Work to do
Repeat word for word everything from the line containing "Enumerate this screenshot's" to the end of the listing, first and last lines included, and only that.
▶
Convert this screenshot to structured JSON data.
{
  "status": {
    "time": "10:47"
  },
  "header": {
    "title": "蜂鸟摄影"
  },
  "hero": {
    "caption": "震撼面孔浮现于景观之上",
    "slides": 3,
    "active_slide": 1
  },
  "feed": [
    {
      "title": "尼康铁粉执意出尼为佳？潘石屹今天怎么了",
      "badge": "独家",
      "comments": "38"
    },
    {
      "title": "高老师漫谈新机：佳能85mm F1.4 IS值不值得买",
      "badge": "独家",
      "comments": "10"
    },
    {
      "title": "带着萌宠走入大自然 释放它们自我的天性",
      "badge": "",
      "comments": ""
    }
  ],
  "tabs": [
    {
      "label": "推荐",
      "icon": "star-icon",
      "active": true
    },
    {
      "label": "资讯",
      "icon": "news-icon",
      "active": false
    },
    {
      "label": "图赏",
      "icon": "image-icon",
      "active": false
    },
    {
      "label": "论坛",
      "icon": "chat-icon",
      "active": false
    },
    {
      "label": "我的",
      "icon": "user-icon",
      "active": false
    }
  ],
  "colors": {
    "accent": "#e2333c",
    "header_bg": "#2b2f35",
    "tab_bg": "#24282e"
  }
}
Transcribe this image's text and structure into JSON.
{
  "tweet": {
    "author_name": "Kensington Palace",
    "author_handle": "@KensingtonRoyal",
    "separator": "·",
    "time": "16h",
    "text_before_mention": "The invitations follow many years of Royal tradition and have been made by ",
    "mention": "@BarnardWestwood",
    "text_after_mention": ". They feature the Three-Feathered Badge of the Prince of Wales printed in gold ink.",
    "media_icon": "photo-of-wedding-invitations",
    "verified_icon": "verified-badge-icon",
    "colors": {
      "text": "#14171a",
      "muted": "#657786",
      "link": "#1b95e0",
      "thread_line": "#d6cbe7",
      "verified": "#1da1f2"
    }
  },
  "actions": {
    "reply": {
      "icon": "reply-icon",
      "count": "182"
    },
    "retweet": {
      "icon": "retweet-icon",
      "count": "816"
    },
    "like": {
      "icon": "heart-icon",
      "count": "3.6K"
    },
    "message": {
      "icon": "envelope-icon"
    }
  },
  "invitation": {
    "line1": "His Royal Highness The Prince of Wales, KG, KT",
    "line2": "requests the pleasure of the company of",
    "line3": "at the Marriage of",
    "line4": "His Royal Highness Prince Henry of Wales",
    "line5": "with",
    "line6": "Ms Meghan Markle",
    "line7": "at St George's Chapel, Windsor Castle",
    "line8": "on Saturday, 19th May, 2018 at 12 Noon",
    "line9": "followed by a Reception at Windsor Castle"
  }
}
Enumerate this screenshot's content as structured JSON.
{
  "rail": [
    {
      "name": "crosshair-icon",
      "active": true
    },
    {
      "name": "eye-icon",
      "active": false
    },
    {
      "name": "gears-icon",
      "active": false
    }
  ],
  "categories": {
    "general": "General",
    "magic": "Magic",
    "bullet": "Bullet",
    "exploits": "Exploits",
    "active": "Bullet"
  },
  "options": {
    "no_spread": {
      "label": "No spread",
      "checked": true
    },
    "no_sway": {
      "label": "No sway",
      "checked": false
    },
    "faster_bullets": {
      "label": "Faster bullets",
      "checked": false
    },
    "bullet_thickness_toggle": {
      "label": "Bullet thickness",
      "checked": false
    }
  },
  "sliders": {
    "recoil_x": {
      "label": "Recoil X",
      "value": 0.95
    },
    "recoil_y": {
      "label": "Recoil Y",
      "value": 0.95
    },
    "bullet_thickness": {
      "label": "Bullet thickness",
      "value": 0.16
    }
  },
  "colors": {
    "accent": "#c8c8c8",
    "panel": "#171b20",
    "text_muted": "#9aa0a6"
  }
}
◀
Written response
Enumerate this screenshot's content as structured JSON.
{
  "rail": [
    {
      "name": "crosshair-icon",
      "active": true
    },
    {
      "name": "eye-icon",
      "active": false
    },
    {
      "name": "gears-icon",
      "active": false
    }
  ],
  "categories": {
    "general": "General",
    "magic": "Magic",
    "bullet": "Bullet",
    "exploits": "Exploits",
    "active": "Bullet"
  },
  "options": {
    "no_spread": {
      "label": "No spread",
      "checked": true
    },
    "no_sway": {
      "label": "No sway",
      "checked": false
    },
    "faster_bullets": {
      "label": "Faster bullets",
      "checked": false
    },
    "bullet_thickness_toggle": {
      "label": "Bullet thickness",
      "checked": false
    }
  },
  "sliders": {
    "recoil_x": {
      "label": "Recoil X",
      "value": 0.95
    },
    "recoil_y": {
      "label": "Recoil Y",
      "value": 0.95
    },
    "bullet_thickness": {
      "label": "Bullet thickness",
      "value": 0.16
    }
  },
  "colors": {
    "accent": "#c8c8c8",
    "panel": "#171b20",
    "text_muted": "#9aa0a6"
  }
}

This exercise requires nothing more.